- Your objective:
Output the full listing word for word.

- Information supplied:
## start

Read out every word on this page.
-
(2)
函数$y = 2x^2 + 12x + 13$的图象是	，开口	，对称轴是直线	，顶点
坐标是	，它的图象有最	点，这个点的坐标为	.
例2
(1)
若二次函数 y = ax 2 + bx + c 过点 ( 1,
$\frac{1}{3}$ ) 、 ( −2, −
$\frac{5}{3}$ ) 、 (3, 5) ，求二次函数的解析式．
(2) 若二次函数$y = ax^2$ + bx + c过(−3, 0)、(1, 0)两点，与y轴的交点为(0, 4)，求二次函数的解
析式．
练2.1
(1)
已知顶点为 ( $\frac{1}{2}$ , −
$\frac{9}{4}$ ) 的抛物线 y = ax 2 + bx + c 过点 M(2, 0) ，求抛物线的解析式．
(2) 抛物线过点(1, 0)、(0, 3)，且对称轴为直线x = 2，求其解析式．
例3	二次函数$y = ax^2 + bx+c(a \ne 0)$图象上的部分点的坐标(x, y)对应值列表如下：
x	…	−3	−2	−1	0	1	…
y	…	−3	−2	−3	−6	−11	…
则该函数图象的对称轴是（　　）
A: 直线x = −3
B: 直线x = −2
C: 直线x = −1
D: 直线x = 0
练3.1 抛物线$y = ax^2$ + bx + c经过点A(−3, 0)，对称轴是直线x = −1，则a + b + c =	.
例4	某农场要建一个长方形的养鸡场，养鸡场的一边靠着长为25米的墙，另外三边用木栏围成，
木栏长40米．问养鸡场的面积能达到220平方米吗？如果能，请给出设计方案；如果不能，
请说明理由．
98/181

## end

- Task answer:
Read out every word on this page.
-
(2)
函数$y = 2x^2 + 12x + 13$的图象是	，开口	，对称轴是直线	，顶点
坐标是	，它的图象有最	点，这个点的坐标为	.
例2
(1)
若二次函数 y = ax 2 + bx + c 过点 ( 1,
$\frac{1}{3}$ ) 、 ( −2, −
$\frac{5}{3}$ ) 、 (3, 5) ，求二次函数的解析式．
(2) 若二次函数$y = ax^2$ + bx + c过(−3, 0)、(1, 0)两点，与y轴的交点为(0, 4)，求二次函数的解
析式．
练2.1
(1)
已知顶点为 ( $\frac{1}{2}$ , −
$\frac{9}{4}$ ) 的抛物线 y = ax 2 + bx + c 过点 M(2, 0) ，求抛物线的解析式．
(2) 抛物线过点(1, 0)、(0, 3)，且对称轴为直线x = 2，求其解析式．
例3	二次函数$y = ax^2 + bx+c(a \ne 0)$图象上的部分点的坐标(x, y)对应值列表如下：
x	…	−3	−2	−1	0	1	…
y	…	−3	−2	−3	−6	−11	…
则该函数图象的对称轴是（　　）
A: 直线x = −3
B: 直线x = −2
C: 直线x = −1
D: 直线x = 0
练3.1 抛物线$y = ax^2$ + bx + c经过点A(−3, 0)，对称轴是直线x = −1，则a + b + c =	.
例4	某农场要建一个长方形的养鸡场，养鸡场的一边靠着长为25米的墙，另外三边用木栏围成，
木栏长40米．问养鸡场的面积能达到220平方米吗？如果能，请给出设计方案；如果不能，
请说明理由．
98/181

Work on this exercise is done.